SET EXERCISE: Only the number is wanted: count the lines that contain "color".
** START OF DATA **
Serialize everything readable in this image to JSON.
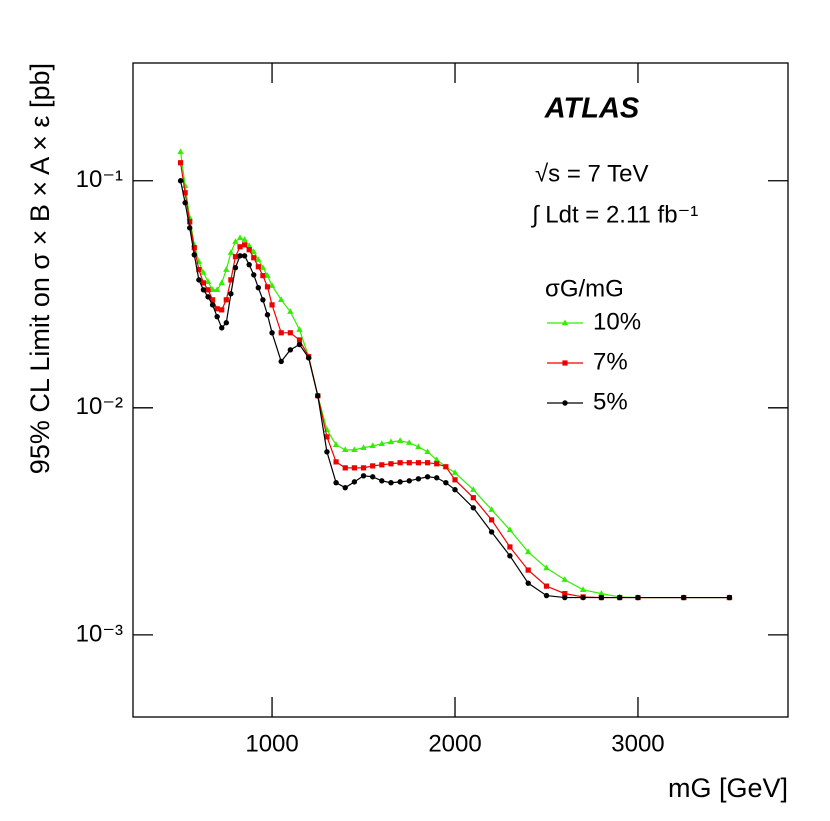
{
  "chart_data": {
    "type": "line",
    "experiment_label": "ATLAS",
    "annotations": [
      "√s = 7 TeV",
      "∫ Ldt = 2.11 fb⁻¹"
    ],
    "legend_title": "σG/mG",
    "x_label": "mG [GeV]",
    "y_label": "95% CL Limit on σ × B × A × ε  [pb]",
    "log_y": true,
    "xlim": [
      240,
      3820
    ],
    "ylim": [
      0.000435,
      0.33
    ],
    "xticks": [
      1000,
      2000,
      3000
    ],
    "yticks": [
      {
        "value": 0.001,
        "label": "10⁻³"
      },
      {
        "value": 0.01,
        "label": "10⁻²"
      },
      {
        "value": 0.1,
        "label": "10⁻¹"
      }
    ],
    "x": [
      500,
      525,
      550,
      575,
      600,
      625,
      650,
      675,
      700,
      725,
      750,
      775,
      800,
      825,
      850,
      875,
      900,
      925,
      950,
      975,
      1000,
      1050,
      1100,
      1150,
      1200,
      1250,
      1300,
      1350,
      1400,
      1450,
      1500,
      1550,
      1600,
      1650,
      1700,
      1750,
      1800,
      1850,
      1900,
      1950,
      2000,
      2100,
      2200,
      2300,
      2400,
      2500,
      2600,
      2700,
      2800,
      2900,
      3000,
      3250,
      3500
    ],
    "series": [
      {
        "name": "10%",
        "color": "#33ee00",
        "marker": "triangle",
        "values": [
          0.134,
          0.095,
          0.0687,
          0.0522,
          0.044,
          0.0394,
          0.0359,
          0.0331,
          0.0331,
          0.0355,
          0.0406,
          0.0482,
          0.0539,
          0.056,
          0.055,
          0.0517,
          0.0486,
          0.0449,
          0.0414,
          0.0382,
          0.0345,
          0.0299,
          0.0265,
          0.0221,
          0.0168,
          0.0113,
          0.008,
          0.00687,
          0.00653,
          0.00653,
          0.00667,
          0.0068,
          0.00694,
          0.00708,
          0.00716,
          0.00702,
          0.00673,
          0.0064,
          0.0059,
          0.0055,
          0.00518,
          0.00436,
          0.00356,
          0.0029,
          0.00232,
          0.00197,
          0.00175,
          0.00158,
          0.00152,
          0.00147,
          0.00146,
          0.00146,
          0.00146
        ]
      },
      {
        "name": "7%",
        "color": "#ee0000",
        "marker": "square",
        "values": [
          0.12,
          0.0885,
          0.066,
          0.0507,
          0.0406,
          0.0355,
          0.0331,
          0.0299,
          0.0273,
          0.027,
          0.0299,
          0.0366,
          0.0463,
          0.0512,
          0.0522,
          0.0497,
          0.0458,
          0.0418,
          0.0382,
          0.0341,
          0.0284,
          0.0214,
          0.0214,
          0.0199,
          0.0168,
          0.0113,
          0.00745,
          0.00578,
          0.00544,
          0.00544,
          0.00544,
          0.00555,
          0.00561,
          0.00567,
          0.00573,
          0.00573,
          0.00573,
          0.00573,
          0.00567,
          0.0055,
          0.00482,
          0.00402,
          0.00321,
          0.00244,
          0.00193,
          0.00164,
          0.00152,
          0.00147,
          0.00146,
          0.00146,
          0.00146,
          0.00146,
          0.00146
        ]
      },
      {
        "name": "5%",
        "color": "#000000",
        "marker": "circle",
        "values": [
          0.1,
          0.08,
          0.062,
          0.0472,
          0.0366,
          0.0331,
          0.0308,
          0.0284,
          0.0252,
          0.0225,
          0.0237,
          0.0318,
          0.0414,
          0.0467,
          0.0467,
          0.0427,
          0.0385,
          0.0338,
          0.0299,
          0.0257,
          0.0214,
          0.016,
          0.018,
          0.019,
          0.0166,
          0.0113,
          0.0064,
          0.00468,
          0.00445,
          0.00472,
          0.00502,
          0.00497,
          0.00477,
          0.00468,
          0.00472,
          0.00477,
          0.00487,
          0.00497,
          0.00492,
          0.00468,
          0.00436,
          0.00363,
          0.00284,
          0.00223,
          0.00169,
          0.00149,
          0.00146,
          0.00146,
          0.00146,
          0.00146,
          0.00146,
          0.00146,
          0.00146
        ]
      }
    ]
  }
}
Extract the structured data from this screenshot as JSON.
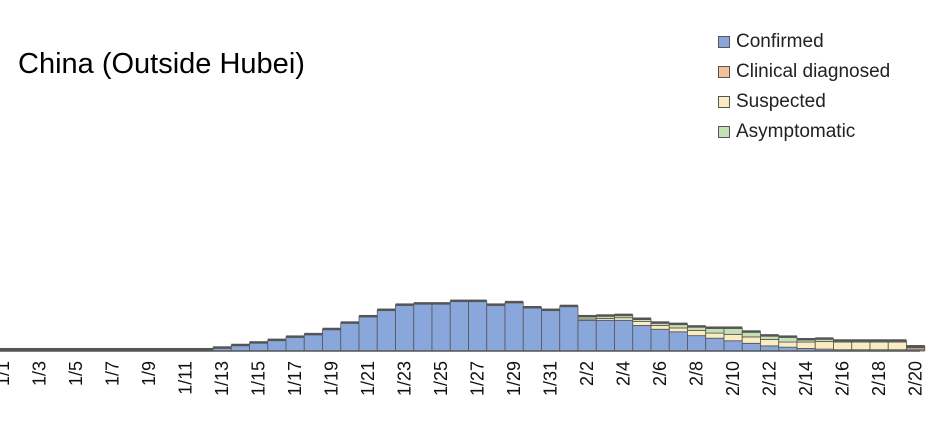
{
  "chart_data": {
    "type": "bar",
    "stacked": true,
    "title": "China (Outside Hubei)",
    "xlabel": "",
    "ylabel": "",
    "grid": false,
    "legend_position": "top-right",
    "categories": [
      "1/1",
      "1/2",
      "1/3",
      "1/4",
      "1/5",
      "1/6",
      "1/7",
      "1/8",
      "1/9",
      "1/10",
      "1/11",
      "1/12",
      "1/13",
      "1/14",
      "1/15",
      "1/16",
      "1/17",
      "1/18",
      "1/19",
      "1/20",
      "1/21",
      "1/22",
      "1/23",
      "1/24",
      "1/25",
      "1/26",
      "1/27",
      "1/28",
      "1/29",
      "1/30",
      "1/31",
      "2/1",
      "2/2",
      "2/3",
      "2/4",
      "2/5",
      "2/6",
      "2/7",
      "2/8",
      "2/9",
      "2/10",
      "2/11",
      "2/12",
      "2/13",
      "2/14",
      "2/15",
      "2/16",
      "2/17",
      "2/18",
      "2/19",
      "2/20"
    ],
    "tick_labels": [
      "1/1",
      "1/3",
      "1/5",
      "1/7",
      "1/9",
      "1/11",
      "1/13",
      "1/15",
      "1/17",
      "1/19",
      "1/21",
      "1/23",
      "1/25",
      "1/27",
      "1/29",
      "1/31",
      "2/2",
      "2/4",
      "2/6",
      "2/8",
      "2/10",
      "2/12",
      "2/14",
      "2/16",
      "2/18",
      "2/20"
    ],
    "ylim": [
      0,
      60
    ],
    "series": [
      {
        "name": "Confirmed",
        "color": "#8aa7dc",
        "values": [
          1.2,
          1.2,
          1.2,
          1.2,
          1.2,
          1.2,
          1.2,
          1.2,
          1.2,
          1.2,
          1.2,
          1.2,
          2.5,
          4.5,
          6.5,
          8.5,
          11,
          13,
          17,
          22,
          27,
          32,
          36,
          37,
          37,
          39,
          39,
          36,
          38,
          34,
          32,
          35,
          24,
          24,
          24,
          20,
          17,
          15,
          12,
          10,
          8,
          6,
          4,
          3,
          2,
          1.5,
          1,
          1,
          1,
          1,
          1
        ]
      },
      {
        "name": "Clinical diagnosed",
        "color": "#f4c09a",
        "values": [
          0,
          0,
          0,
          0,
          0,
          0,
          0,
          0,
          0,
          0,
          0,
          0,
          0,
          0,
          0,
          0,
          0,
          0,
          0,
          0,
          0,
          0,
          0,
          0,
          0,
          0,
          0,
          0,
          0,
          0,
          0,
          0,
          0,
          0,
          0,
          0,
          0,
          0,
          0,
          0,
          0,
          0,
          0,
          0,
          0,
          0,
          0,
          0,
          0,
          0,
          1.5
        ]
      },
      {
        "name": "Suspected",
        "color": "#f8ecc0",
        "values": [
          0,
          0,
          0,
          0,
          0,
          0,
          0,
          0,
          0,
          0,
          0,
          0,
          0,
          0,
          0,
          0,
          0,
          0,
          0,
          0,
          0,
          0,
          0,
          0,
          0,
          0,
          0,
          0,
          0,
          0,
          0,
          0,
          1,
          1.5,
          2,
          3,
          3,
          3,
          4,
          4,
          5,
          5,
          5,
          4,
          5,
          6,
          6,
          6,
          6,
          6,
          1
        ]
      },
      {
        "name": "Asymptomatic",
        "color": "#c5e0b4",
        "values": [
          0,
          0,
          0,
          0,
          0,
          0,
          0,
          0,
          0,
          0,
          0,
          0,
          0,
          0,
          0,
          0,
          0,
          0,
          0,
          0,
          0,
          0,
          0,
          0,
          0,
          0,
          0,
          0,
          0,
          0,
          0,
          0,
          2,
          2,
          2,
          2,
          2,
          3,
          3,
          4,
          5,
          4,
          3,
          4,
          2,
          2,
          1,
          1,
          1,
          1,
          0
        ]
      }
    ]
  }
}
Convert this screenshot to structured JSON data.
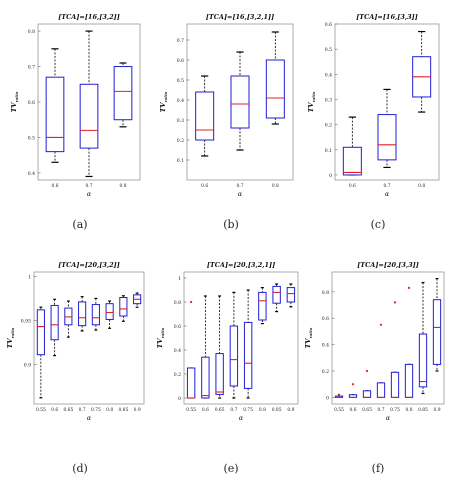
** END OF DATA **
COMPLETE OUTPUT: 7